#### [Source material]
[start]

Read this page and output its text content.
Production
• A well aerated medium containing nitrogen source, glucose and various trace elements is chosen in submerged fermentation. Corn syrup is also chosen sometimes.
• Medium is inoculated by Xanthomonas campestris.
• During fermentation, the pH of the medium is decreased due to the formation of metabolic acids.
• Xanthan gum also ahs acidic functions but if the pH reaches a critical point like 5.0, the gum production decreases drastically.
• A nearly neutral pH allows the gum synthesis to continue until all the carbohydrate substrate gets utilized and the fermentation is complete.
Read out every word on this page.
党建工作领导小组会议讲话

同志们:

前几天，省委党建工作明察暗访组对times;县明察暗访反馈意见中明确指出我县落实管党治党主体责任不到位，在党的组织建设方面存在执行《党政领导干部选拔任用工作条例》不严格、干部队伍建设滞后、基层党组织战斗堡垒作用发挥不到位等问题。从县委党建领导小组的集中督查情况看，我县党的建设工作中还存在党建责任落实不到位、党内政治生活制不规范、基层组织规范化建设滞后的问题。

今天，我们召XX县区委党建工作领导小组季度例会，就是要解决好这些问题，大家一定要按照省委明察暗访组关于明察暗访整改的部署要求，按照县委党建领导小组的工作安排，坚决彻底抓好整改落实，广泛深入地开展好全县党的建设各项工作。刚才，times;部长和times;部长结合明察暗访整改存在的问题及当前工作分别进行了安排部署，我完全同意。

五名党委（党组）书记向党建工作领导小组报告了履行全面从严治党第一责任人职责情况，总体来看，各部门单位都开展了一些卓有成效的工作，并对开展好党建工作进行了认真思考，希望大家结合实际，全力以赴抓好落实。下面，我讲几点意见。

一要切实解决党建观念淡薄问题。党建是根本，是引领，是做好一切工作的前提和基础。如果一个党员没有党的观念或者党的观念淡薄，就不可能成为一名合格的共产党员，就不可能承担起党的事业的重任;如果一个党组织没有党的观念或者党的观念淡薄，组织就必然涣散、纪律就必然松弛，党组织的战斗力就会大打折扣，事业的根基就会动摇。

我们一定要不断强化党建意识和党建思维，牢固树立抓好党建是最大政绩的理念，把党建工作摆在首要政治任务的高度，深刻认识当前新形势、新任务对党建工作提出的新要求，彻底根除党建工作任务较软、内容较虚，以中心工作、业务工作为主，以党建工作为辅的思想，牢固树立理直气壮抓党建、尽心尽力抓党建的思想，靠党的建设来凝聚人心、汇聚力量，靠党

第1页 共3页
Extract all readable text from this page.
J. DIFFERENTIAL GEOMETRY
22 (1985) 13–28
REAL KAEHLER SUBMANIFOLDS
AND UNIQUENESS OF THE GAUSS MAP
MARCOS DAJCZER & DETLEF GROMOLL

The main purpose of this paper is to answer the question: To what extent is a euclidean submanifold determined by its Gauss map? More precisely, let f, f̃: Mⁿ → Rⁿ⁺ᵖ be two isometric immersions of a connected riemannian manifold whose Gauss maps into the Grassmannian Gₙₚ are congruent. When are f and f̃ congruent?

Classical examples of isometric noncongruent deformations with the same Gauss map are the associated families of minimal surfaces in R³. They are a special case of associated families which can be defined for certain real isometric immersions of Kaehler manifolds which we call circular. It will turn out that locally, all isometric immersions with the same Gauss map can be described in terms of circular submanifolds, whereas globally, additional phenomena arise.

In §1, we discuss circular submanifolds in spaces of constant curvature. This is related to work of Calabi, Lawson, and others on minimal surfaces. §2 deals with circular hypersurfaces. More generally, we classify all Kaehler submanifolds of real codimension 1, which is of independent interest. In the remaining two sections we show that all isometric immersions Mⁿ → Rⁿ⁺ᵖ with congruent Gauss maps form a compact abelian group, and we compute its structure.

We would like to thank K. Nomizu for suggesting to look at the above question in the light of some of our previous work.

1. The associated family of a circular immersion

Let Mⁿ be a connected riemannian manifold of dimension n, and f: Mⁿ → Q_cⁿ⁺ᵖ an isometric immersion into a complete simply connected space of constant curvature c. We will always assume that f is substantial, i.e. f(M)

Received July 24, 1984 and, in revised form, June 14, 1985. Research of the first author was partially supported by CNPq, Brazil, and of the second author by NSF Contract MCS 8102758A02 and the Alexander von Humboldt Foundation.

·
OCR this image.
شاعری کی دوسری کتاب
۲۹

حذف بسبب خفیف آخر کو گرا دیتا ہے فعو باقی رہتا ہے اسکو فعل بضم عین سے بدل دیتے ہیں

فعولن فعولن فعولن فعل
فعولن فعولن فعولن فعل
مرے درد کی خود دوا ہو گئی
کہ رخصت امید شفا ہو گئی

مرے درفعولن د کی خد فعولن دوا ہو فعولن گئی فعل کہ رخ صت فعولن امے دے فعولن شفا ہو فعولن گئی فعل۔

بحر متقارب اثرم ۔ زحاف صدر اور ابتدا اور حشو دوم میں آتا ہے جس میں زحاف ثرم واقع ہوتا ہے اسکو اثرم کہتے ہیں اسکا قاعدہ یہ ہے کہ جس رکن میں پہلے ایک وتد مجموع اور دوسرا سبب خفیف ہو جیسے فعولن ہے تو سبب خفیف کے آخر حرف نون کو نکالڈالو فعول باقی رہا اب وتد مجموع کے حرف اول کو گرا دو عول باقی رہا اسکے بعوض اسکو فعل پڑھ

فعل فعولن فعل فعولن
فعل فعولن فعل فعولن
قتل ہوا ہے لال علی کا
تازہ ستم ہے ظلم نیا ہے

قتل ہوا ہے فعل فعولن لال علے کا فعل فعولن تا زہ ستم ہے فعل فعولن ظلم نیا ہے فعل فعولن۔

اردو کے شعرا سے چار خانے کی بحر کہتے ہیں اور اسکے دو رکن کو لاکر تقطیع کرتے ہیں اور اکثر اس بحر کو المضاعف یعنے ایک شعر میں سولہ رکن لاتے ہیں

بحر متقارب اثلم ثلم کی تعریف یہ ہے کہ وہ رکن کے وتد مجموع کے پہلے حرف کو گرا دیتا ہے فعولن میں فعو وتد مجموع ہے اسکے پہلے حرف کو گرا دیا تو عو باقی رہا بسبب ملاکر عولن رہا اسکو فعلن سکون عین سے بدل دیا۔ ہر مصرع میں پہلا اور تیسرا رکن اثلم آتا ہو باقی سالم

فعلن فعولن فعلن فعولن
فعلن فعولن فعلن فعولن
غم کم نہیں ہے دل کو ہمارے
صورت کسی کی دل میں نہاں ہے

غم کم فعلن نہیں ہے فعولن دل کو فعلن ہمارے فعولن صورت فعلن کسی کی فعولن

[end]

Return only those lines of the records that contain the string "riemannian".

The main purpose of this paper is to answer the question: To what extent is a euclidean submanifold determined by its Gauss map? More precisely, let f, f̃: Mⁿ → Rⁿ⁺ᵖ be two isometric immersions of a connected riemannian manifold whose Gauss maps into the Grassmannian Gₙₚ are congruent. When are f and f̃ congruent?
Let Mⁿ be a connected riemannian manifold of dimension n, and f: Mⁿ → Q_cⁿ⁺ᵖ an isometric immersion into a complete simply connected space of constant curvature c. We will always assume that f is substantial, i.e. f(M)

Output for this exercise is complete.